Say how many lines in the records include the string "wydajność", adding no other words.

[Start of section]

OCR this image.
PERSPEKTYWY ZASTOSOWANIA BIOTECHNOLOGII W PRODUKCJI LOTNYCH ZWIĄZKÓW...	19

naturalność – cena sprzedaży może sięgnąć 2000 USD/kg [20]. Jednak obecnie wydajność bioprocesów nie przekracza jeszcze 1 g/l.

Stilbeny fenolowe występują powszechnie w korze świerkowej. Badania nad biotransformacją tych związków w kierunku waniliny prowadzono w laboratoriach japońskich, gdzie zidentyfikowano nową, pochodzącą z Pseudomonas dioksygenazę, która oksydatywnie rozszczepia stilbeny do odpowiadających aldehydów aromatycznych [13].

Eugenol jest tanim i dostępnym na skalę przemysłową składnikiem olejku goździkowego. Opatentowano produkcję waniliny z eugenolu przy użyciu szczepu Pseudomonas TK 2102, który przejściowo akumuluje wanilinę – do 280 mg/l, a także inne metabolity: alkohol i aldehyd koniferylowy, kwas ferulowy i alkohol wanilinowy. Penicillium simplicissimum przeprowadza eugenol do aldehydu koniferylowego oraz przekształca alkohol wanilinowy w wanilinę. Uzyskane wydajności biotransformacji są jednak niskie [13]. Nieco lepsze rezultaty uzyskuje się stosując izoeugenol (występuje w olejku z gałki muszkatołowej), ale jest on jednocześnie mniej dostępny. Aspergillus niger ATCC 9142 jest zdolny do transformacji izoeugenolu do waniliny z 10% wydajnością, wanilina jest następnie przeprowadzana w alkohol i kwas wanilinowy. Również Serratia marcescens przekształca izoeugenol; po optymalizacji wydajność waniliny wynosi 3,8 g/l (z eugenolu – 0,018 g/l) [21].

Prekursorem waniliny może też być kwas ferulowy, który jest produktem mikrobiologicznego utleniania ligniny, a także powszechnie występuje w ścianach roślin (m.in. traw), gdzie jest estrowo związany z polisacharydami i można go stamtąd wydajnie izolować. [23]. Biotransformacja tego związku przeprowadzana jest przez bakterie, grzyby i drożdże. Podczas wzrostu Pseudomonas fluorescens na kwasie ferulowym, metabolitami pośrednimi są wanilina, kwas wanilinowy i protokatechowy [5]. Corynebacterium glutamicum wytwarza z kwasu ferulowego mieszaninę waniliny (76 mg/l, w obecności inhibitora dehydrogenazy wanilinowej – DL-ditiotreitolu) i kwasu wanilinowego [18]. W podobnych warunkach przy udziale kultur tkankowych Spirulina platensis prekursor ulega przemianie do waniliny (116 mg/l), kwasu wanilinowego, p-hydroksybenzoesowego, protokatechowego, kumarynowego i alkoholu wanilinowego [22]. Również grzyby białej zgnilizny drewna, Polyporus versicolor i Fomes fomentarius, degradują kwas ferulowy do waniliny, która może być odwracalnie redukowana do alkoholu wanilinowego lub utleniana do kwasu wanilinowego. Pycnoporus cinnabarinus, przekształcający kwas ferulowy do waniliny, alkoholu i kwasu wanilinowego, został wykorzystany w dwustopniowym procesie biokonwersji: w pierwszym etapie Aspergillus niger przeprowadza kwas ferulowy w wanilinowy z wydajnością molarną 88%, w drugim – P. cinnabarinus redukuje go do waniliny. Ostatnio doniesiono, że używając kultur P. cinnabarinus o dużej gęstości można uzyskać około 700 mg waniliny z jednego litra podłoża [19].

[End of section]

- Response to the task:
2